- _Dataset items_
* Begin *

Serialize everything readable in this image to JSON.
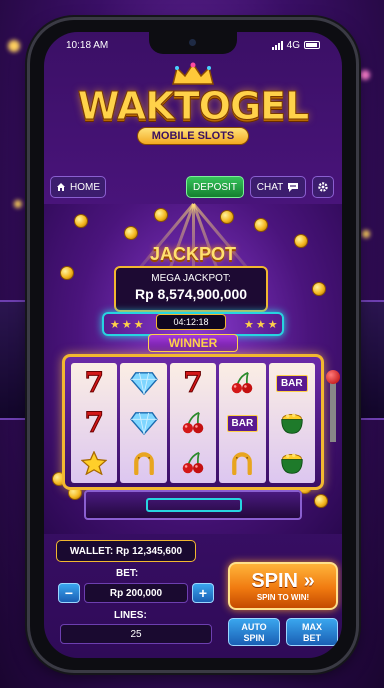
{
  "status": {
    "time": "10:18 AM",
    "network": "4G"
  },
  "logo": {
    "title": "WAKTOGEL",
    "subtitle": "MOBILE SLOTS"
  },
  "nav": {
    "home": "HOME",
    "deposit": "DEPOSIT",
    "chat": "CHAT"
  },
  "jackpot": {
    "title": "JACKPOT",
    "label": "MEGA JACKPOT:",
    "amount": "Rp 8,574,900,000",
    "timer": "04:12:18",
    "winner": "WINNER"
  },
  "reels": [
    [
      "seven",
      "seven",
      "star"
    ],
    [
      "diamond",
      "diamond",
      "horseshoe"
    ],
    [
      "seven",
      "cherry",
      "cherry"
    ],
    [
      "cherry",
      "bar",
      "horseshoe"
    ],
    [
      "bar",
      "pot-of-gold",
      "pot-of-gold"
    ]
  ],
  "symbols": {
    "seven": "7",
    "bar": "BAR"
  },
  "wallet": {
    "text": "WALLET: Rp 12,345,600"
  },
  "bet": {
    "label": "BET:",
    "value": "Rp 200,000",
    "minus": "−",
    "plus": "+"
  },
  "lines": {
    "label": "LINES:",
    "value": "25"
  },
  "spin": {
    "label": "SPIN",
    "sub": "SPIN TO WIN!"
  },
  "auto_spin": {
    "line1": "AUTO",
    "line2": "SPIN"
  },
  "max_bet": {
    "line1": "MAX",
    "line2": "BET"
  },
  "colors": {
    "accent": "#f2b830",
    "deposit": "#14802f",
    "spin": "#f07a10",
    "neon": "#27d4e0"
  }
}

* End *

- _THE EXERCISE_
Repeat the data exactly, without the pictures.

- _FINISHED ANSWER_
Serialize everything readable in this image to JSON.
{
  "status": {
    "time": "10:18 AM",
    "network": "4G"
  },
  "logo": {
    "title": "WAKTOGEL",
    "subtitle": "MOBILE SLOTS"
  },
  "nav": {
    "home": "HOME",
    "deposit": "DEPOSIT",
    "chat": "CHAT"
  },
  "jackpot": {
    "title": "JACKPOT",
    "label": "MEGA JACKPOT:",
    "amount": "Rp 8,574,900,000",
    "timer": "04:12:18",
    "winner": "WINNER"
  },
  "reels": [
    [
      "seven",
      "seven",
      "star"
    ],
    [
      "diamond",
      "diamond",
      "horseshoe"
    ],
    [
      "seven",
      "cherry",
      "cherry"
    ],
    [
      "cherry",
      "bar",
      "horseshoe"
    ],
    [
      "bar",
      "pot-of-gold",
      "pot-of-gold"
    ]
  ],
  "symbols": {
    "seven": "7",
    "bar": "BAR"
  },
  "wallet": {
    "text": "WALLET: Rp 12,345,600"
  },
  "bet": {
    "label": "BET:",
    "value": "Rp 200,000",
    "minus": "−",
    "plus": "+"
  },
  "lines": {
    "label": "LINES:",
    "value": "25"
  },
  "spin": {
    "label": "SPIN",
    "sub": "SPIN TO WIN!"
  },
  "auto_spin": {
    "line1": "AUTO",
    "line2": "SPIN"
  },
  "max_bet": {
    "line1": "MAX",
    "line2": "BET"
  },
  "colors": {
    "accent": "#f2b830",
    "deposit": "#14802f",
    "spin": "#f07a10",
    "neon": "#27d4e0"
  }
}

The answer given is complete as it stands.